--- Start TASK MATERIAL ---
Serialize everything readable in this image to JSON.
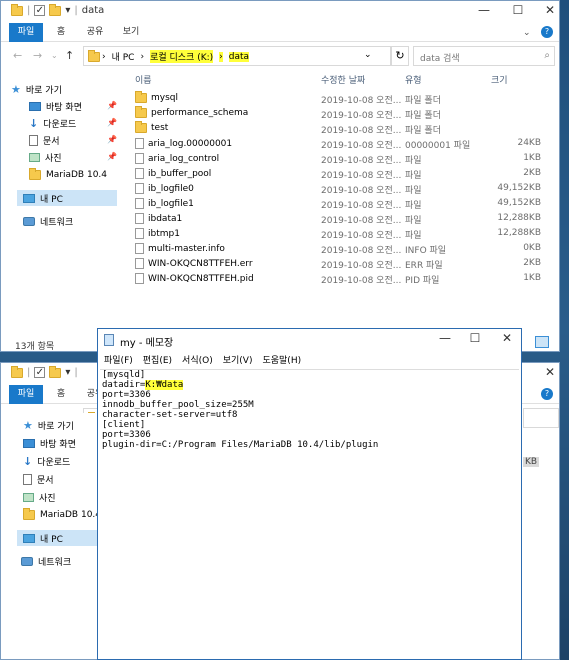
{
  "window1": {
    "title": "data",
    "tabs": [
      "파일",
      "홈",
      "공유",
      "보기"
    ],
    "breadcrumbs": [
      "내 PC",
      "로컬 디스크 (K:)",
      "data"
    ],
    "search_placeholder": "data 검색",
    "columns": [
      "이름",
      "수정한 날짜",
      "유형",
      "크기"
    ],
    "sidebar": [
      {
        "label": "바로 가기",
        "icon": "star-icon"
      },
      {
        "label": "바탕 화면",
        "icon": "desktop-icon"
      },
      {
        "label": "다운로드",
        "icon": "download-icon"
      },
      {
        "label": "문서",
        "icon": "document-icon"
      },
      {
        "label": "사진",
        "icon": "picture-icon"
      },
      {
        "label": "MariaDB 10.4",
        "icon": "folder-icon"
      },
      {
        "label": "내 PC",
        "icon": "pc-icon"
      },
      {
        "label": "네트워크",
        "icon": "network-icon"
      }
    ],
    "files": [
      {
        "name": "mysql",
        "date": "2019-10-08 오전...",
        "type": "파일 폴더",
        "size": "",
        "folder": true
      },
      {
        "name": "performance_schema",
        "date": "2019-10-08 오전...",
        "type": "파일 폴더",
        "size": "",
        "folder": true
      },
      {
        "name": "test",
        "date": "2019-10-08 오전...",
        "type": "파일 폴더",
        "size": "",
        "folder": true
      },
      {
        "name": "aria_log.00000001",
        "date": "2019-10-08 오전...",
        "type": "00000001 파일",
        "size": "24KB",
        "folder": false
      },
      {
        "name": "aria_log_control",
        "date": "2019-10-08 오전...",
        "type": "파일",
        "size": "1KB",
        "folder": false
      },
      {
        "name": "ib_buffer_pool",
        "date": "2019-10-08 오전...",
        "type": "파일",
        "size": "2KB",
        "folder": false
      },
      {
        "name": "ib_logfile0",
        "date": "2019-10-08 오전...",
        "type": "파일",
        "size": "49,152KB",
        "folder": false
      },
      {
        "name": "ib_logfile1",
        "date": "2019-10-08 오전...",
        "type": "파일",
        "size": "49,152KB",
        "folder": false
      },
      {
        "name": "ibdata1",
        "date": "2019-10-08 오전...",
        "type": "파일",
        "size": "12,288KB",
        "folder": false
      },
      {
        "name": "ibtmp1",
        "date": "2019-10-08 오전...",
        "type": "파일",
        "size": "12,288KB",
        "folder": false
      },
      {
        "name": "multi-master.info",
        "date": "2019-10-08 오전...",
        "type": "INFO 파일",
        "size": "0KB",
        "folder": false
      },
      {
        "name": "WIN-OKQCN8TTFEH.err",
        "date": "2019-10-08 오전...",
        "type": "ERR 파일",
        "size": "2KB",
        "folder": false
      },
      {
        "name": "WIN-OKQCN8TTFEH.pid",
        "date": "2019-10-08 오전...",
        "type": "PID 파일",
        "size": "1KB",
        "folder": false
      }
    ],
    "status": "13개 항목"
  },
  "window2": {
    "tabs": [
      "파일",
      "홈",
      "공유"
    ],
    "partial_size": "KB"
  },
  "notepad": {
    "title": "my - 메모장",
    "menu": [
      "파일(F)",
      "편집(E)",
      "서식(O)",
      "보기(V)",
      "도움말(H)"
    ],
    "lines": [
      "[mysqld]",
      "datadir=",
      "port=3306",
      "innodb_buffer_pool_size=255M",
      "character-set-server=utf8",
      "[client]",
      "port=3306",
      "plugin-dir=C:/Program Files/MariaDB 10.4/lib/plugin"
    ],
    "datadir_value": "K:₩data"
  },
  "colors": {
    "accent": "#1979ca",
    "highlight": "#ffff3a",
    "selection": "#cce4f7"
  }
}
--- End TASK MATERIAL ---
__WHAT IS NEEDED__. Return all the entries word for word, but omit any pictures they contain.

__EXERCISE RESULT__.
Serialize everything readable in this image to JSON.
{
  "window1": {
    "title": "data",
    "tabs": [
      "파일",
      "홈",
      "공유",
      "보기"
    ],
    "breadcrumbs": [
      "내 PC",
      "로컬 디스크 (K:)",
      "data"
    ],
    "search_placeholder": "data 검색",
    "columns": [
      "이름",
      "수정한 날짜",
      "유형",
      "크기"
    ],
    "sidebar": [
      {
        "label": "바로 가기",
        "icon": "star-icon"
      },
      {
        "label": "바탕 화면",
        "icon": "desktop-icon"
      },
      {
        "label": "다운로드",
        "icon": "download-icon"
      },
      {
        "label": "문서",
        "icon": "document-icon"
      },
      {
        "label": "사진",
        "icon": "picture-icon"
      },
      {
        "label": "MariaDB 10.4",
        "icon": "folder-icon"
      },
      {
        "label": "내 PC",
        "icon": "pc-icon"
      },
      {
        "label": "네트워크",
        "icon": "network-icon"
      }
    ],
    "files": [
      {
        "name": "mysql",
        "date": "2019-10-08 오전...",
        "type": "파일 폴더",
        "size": "",
        "folder": true
      },
      {
        "name": "performance_schema",
        "date": "2019-10-08 오전...",
        "type": "파일 폴더",
        "size": "",
        "folder": true
      },
      {
        "name": "test",
        "date": "2019-10-08 오전...",
        "type": "파일 폴더",
        "size": "",
        "folder": true
      },
      {
        "name": "aria_log.00000001",
        "date": "2019-10-08 오전...",
        "type": "00000001 파일",
        "size": "24KB",
        "folder": false
      },
      {
        "name": "aria_log_control",
        "date": "2019-10-08 오전...",
        "type": "파일",
        "size": "1KB",
        "folder": false
      },
      {
        "name": "ib_buffer_pool",
        "date": "2019-10-08 오전...",
        "type": "파일",
        "size": "2KB",
        "folder": false
      },
      {
        "name": "ib_logfile0",
        "date": "2019-10-08 오전...",
        "type": "파일",
        "size": "49,152KB",
        "folder": false
      },
      {
        "name": "ib_logfile1",
        "date": "2019-10-08 오전...",
        "type": "파일",
        "size": "49,152KB",
        "folder": false
      },
      {
        "name": "ibdata1",
        "date": "2019-10-08 오전...",
        "type": "파일",
        "size": "12,288KB",
        "folder": false
      },
      {
        "name": "ibtmp1",
        "date": "2019-10-08 오전...",
        "type": "파일",
        "size": "12,288KB",
        "folder": false
      },
      {
        "name": "multi-master.info",
        "date": "2019-10-08 오전...",
        "type": "INFO 파일",
        "size": "0KB",
        "folder": false
      },
      {
        "name": "WIN-OKQCN8TTFEH.err",
        "date": "2019-10-08 오전...",
        "type": "ERR 파일",
        "size": "2KB",
        "folder": false
      },
      {
        "name": "WIN-OKQCN8TTFEH.pid",
        "date": "2019-10-08 오전...",
        "type": "PID 파일",
        "size": "1KB",
        "folder": false
      }
    ],
    "status": "13개 항목"
  },
  "window2": {
    "tabs": [
      "파일",
      "홈",
      "공유"
    ],
    "partial_size": "KB"
  },
  "notepad": {
    "title": "my - 메모장",
    "menu": [
      "파일(F)",
      "편집(E)",
      "서식(O)",
      "보기(V)",
      "도움말(H)"
    ],
    "lines": [
      "[mysqld]",
      "datadir=",
      "port=3306",
      "innodb_buffer_pool_size=255M",
      "character-set-server=utf8",
      "[client]",
      "port=3306",
      "plugin-dir=C:/Program Files/MariaDB 10.4/lib/plugin"
    ],
    "datadir_value": "K:₩data"
  },
  "colors": {
    "accent": "#1979ca",
    "highlight": "#ffff3a",
    "selection": "#cce4f7"
  }
}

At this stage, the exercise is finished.